┌──

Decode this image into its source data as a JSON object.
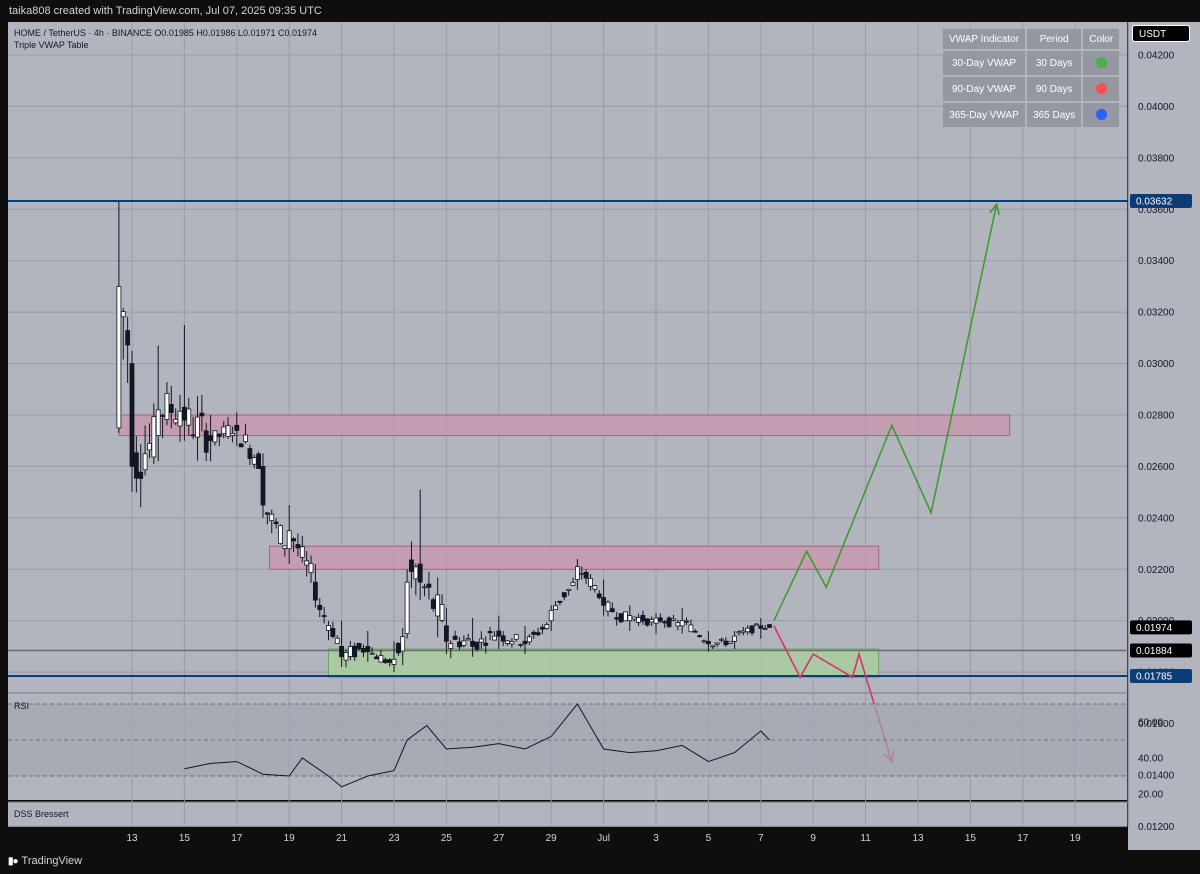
{
  "header": {
    "text": "taika808 created with TradingView.com, Jul 07, 2025 09:35 UTC"
  },
  "legend": {
    "symbol_line": "HOME / TetherUS · 4h · BINANCE  O0.01985  H0.01986  L0.01971  C0.01974",
    "indicator_line": "Triple VWAP Table",
    "rsi_label": "RSI",
    "dss_label": "DSS Bressert"
  },
  "price_axis": {
    "currency": "USDT",
    "ticks": [
      "0.04200",
      "0.04000",
      "0.03800",
      "0.03600",
      "0.03400",
      "0.03200",
      "0.03000",
      "0.02800",
      "0.02600",
      "0.02400",
      "0.02200",
      "0.02000",
      "0.01800",
      "0.01600",
      "0.01400",
      "0.01200"
    ],
    "badges": [
      {
        "value": "0.03632",
        "color": "#0b3c78"
      },
      {
        "value": "0.01974",
        "color": "#000000"
      },
      {
        "value": "0.01884",
        "color": "#000000"
      },
      {
        "value": "0.01785",
        "color": "#0b3c78"
      }
    ]
  },
  "rsi_axis": {
    "ticks": [
      "60.00",
      "40.00",
      "20.00"
    ]
  },
  "time_axis": {
    "ticks": [
      "13",
      "15",
      "17",
      "19",
      "21",
      "23",
      "25",
      "27",
      "29",
      "Jul",
      "3",
      "5",
      "7",
      "9",
      "11",
      "13",
      "15",
      "17",
      "19"
    ]
  },
  "vwap_table": {
    "headers": [
      "VWAP Indicator",
      "Period",
      "Color"
    ],
    "rows": [
      {
        "name": "30-Day VWAP",
        "period": "30 Days",
        "color": "#4caf50"
      },
      {
        "name": "90-Day VWAP",
        "period": "90 Days",
        "color": "#f05454"
      },
      {
        "name": "365-Day VWAP",
        "period": "365 Days",
        "color": "#2962ff"
      }
    ]
  },
  "footer": {
    "brand": "TradingView",
    "logo_icon": "tradingview-logo-icon"
  },
  "chart_data": {
    "type": "candlestick",
    "title": "HOME / TetherUS · 4h · BINANCE",
    "x_range": [
      "Jun 11 2025",
      "Jul 20 2025"
    ],
    "y_range": [
      0.0115,
      0.043
    ],
    "grid": true,
    "colors": {
      "background": "#b2b5be",
      "candle": "#131722",
      "resistance_zone": "#c79aae",
      "support_zone": "#a9cc9e",
      "bull_path": "#3d9b35",
      "bear_path": "#d6336c",
      "level_line": "#0b3c78"
    },
    "anchor_candles": [
      {
        "x": "Jun 12 12:00",
        "o": 0.0275,
        "h": 0.0363,
        "l": 0.0273,
        "c": 0.033
      },
      {
        "x": "Jun 13 00:00",
        "o": 0.03,
        "h": 0.0305,
        "l": 0.025,
        "c": 0.026
      },
      {
        "x": "Jun 14 00:00",
        "o": 0.0272,
        "h": 0.0307,
        "l": 0.0262,
        "c": 0.0282
      },
      {
        "x": "Jun 15 00:00",
        "o": 0.0283,
        "h": 0.0315,
        "l": 0.027,
        "c": 0.0278
      },
      {
        "x": "Jun 16 00:00",
        "o": 0.0272,
        "h": 0.028,
        "l": 0.0262,
        "c": 0.027
      },
      {
        "x": "Jun 17 00:00",
        "o": 0.0276,
        "h": 0.0281,
        "l": 0.0268,
        "c": 0.0274
      },
      {
        "x": "Jun 18 00:00",
        "o": 0.026,
        "h": 0.0265,
        "l": 0.024,
        "c": 0.0245
      },
      {
        "x": "Jun 19 00:00",
        "o": 0.0228,
        "h": 0.0245,
        "l": 0.0222,
        "c": 0.0235
      },
      {
        "x": "Jun 20 00:00",
        "o": 0.0215,
        "h": 0.0222,
        "l": 0.0205,
        "c": 0.0208
      },
      {
        "x": "Jun 21 00:00",
        "o": 0.019,
        "h": 0.02,
        "l": 0.0182,
        "c": 0.0186
      },
      {
        "x": "Jun 22 00:00",
        "o": 0.019,
        "h": 0.0196,
        "l": 0.0184,
        "c": 0.0188
      },
      {
        "x": "Jun 23 00:00",
        "o": 0.0183,
        "h": 0.0192,
        "l": 0.018,
        "c": 0.0185
      },
      {
        "x": "Jun 23 12:00",
        "o": 0.0195,
        "h": 0.022,
        "l": 0.0193,
        "c": 0.0215
      },
      {
        "x": "Jun 24 00:00",
        "o": 0.0222,
        "h": 0.0251,
        "l": 0.0208,
        "c": 0.0215
      },
      {
        "x": "Jun 25 00:00",
        "o": 0.0198,
        "h": 0.0205,
        "l": 0.0187,
        "c": 0.0192
      },
      {
        "x": "Jun 26 00:00",
        "o": 0.0192,
        "h": 0.0201,
        "l": 0.0186,
        "c": 0.019
      },
      {
        "x": "Jun 27 00:00",
        "o": 0.0196,
        "h": 0.0202,
        "l": 0.0189,
        "c": 0.0194
      },
      {
        "x": "Jun 28 00:00",
        "o": 0.0192,
        "h": 0.0198,
        "l": 0.0187,
        "c": 0.0191
      },
      {
        "x": "Jun 29 00:00",
        "o": 0.02,
        "h": 0.0206,
        "l": 0.0196,
        "c": 0.0204
      },
      {
        "x": "Jun 30 00:00",
        "o": 0.0216,
        "h": 0.0224,
        "l": 0.0212,
        "c": 0.0221
      },
      {
        "x": "Jul 01 00:00",
        "o": 0.0209,
        "h": 0.0216,
        "l": 0.0202,
        "c": 0.0206
      },
      {
        "x": "Jul 02 00:00",
        "o": 0.02,
        "h": 0.0206,
        "l": 0.0196,
        "c": 0.0202
      },
      {
        "x": "Jul 03 00:00",
        "o": 0.0199,
        "h": 0.0203,
        "l": 0.0195,
        "c": 0.0201
      },
      {
        "x": "Jul 04 00:00",
        "o": 0.0198,
        "h": 0.0205,
        "l": 0.0195,
        "c": 0.02
      },
      {
        "x": "Jul 05 00:00",
        "o": 0.0192,
        "h": 0.0196,
        "l": 0.0188,
        "c": 0.0191
      },
      {
        "x": "Jul 06 00:00",
        "o": 0.0192,
        "h": 0.0196,
        "l": 0.0189,
        "c": 0.0194
      },
      {
        "x": "Jul 07 00:00",
        "o": 0.0198,
        "h": 0.0201,
        "l": 0.0193,
        "c": 0.0197
      },
      {
        "x": "Jul 07 08:00",
        "o": 0.01985,
        "h": 0.01986,
        "l": 0.01971,
        "c": 0.01974
      }
    ],
    "horizontal_lines": [
      0.03632,
      0.01884,
      0.01785
    ],
    "zones": [
      {
        "type": "resistance",
        "x": [
          "Jun 12 12:00",
          "Jul 16 12:00"
        ],
        "y": [
          0.0272,
          0.028
        ]
      },
      {
        "type": "resistance",
        "x": [
          "Jun 18 06:00",
          "Jul 11 12:00"
        ],
        "y": [
          0.022,
          0.0229
        ]
      },
      {
        "type": "support",
        "x": [
          "Jun 20 12:00",
          "Jul 11 12:00"
        ],
        "y": [
          0.0178,
          0.0189
        ]
      }
    ],
    "projection_bull": [
      {
        "x": "Jul 07 12:00",
        "y": 0.02
      },
      {
        "x": "Jul 08 18:00",
        "y": 0.0227
      },
      {
        "x": "Jul 09 12:00",
        "y": 0.0213
      },
      {
        "x": "Jul 12 00:00",
        "y": 0.0276
      },
      {
        "x": "Jul 13 12:00",
        "y": 0.0242
      },
      {
        "x": "Jul 16 00:00",
        "y": 0.0362
      }
    ],
    "projection_bear": [
      {
        "x": "Jul 07 12:00",
        "y": 0.0198
      },
      {
        "x": "Jul 08 12:00",
        "y": 0.0178
      },
      {
        "x": "Jul 09 00:00",
        "y": 0.0187
      },
      {
        "x": "Jul 10 12:00",
        "y": 0.0178
      },
      {
        "x": "Jul 10 18:00",
        "y": 0.0187
      },
      {
        "x": "Jul 12 00:00",
        "y": 0.0145
      }
    ],
    "rsi": {
      "range": [
        10,
        80
      ],
      "levels": [
        70,
        50,
        30
      ],
      "points": [
        [
          "Jun 15 00:00",
          34
        ],
        [
          "Jun 16 00:00",
          37
        ],
        [
          "Jun 17 00:00",
          38
        ],
        [
          "Jun 18 00:00",
          31
        ],
        [
          "Jun 19 00:00",
          30
        ],
        [
          "Jun 19 12:00",
          40
        ],
        [
          "Jun 20 12:00",
          30
        ],
        [
          "Jun 21 00:00",
          24
        ],
        [
          "Jun 22 00:00",
          30
        ],
        [
          "Jun 23 00:00",
          33
        ],
        [
          "Jun 23 12:00",
          50
        ],
        [
          "Jun 24 06:00",
          58
        ],
        [
          "Jun 25 00:00",
          45
        ],
        [
          "Jun 26 00:00",
          46
        ],
        [
          "Jun 27 00:00",
          48
        ],
        [
          "Jun 28 00:00",
          45
        ],
        [
          "Jun 29 00:00",
          52
        ],
        [
          "Jun 30 00:00",
          70
        ],
        [
          "Jul 01 00:00",
          45
        ],
        [
          "Jul 02 00:00",
          43
        ],
        [
          "Jul 03 00:00",
          44
        ],
        [
          "Jul 04 00:00",
          47
        ],
        [
          "Jul 05 00:00",
          38
        ],
        [
          "Jul 06 00:00",
          43
        ],
        [
          "Jul 07 00:00",
          55
        ],
        [
          "Jul 07 08:00",
          50
        ]
      ]
    }
  }
}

└──

## AIM OF THE EXERCISE
Copy each line containing the word "BINANCE" from the data.

## COMPLETE OUTPUT
    "symbol_line": "HOME / TetherUS · 4h · BINANCE  O0.01985  H0.01986  L0.01971  C0.01974",
    "title": "HOME / TetherUS · 4h · BINANCE",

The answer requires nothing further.